▸ Task to complete:
Wherever "label" appears in a line, list that line.

▸ Excerpted records:
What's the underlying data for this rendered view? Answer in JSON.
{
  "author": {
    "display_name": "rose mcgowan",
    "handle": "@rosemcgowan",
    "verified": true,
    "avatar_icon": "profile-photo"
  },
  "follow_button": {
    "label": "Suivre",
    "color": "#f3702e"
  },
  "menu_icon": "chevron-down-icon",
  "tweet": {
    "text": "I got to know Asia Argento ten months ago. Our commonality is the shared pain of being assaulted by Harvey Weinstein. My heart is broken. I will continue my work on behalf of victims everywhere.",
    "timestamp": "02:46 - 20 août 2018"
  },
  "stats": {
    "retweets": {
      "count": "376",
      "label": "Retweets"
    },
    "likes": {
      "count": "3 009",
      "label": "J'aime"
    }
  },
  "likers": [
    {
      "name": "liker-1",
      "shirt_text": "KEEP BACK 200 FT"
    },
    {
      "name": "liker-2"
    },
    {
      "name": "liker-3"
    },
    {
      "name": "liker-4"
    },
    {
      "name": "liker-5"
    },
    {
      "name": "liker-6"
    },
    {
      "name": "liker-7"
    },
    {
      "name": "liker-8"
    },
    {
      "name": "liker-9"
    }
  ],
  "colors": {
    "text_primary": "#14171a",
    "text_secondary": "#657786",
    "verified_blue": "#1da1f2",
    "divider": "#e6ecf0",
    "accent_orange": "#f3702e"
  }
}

▸ Response to this task:
    "label": "Suivre",
      "label": "Retweets"
      "label": "J'aime"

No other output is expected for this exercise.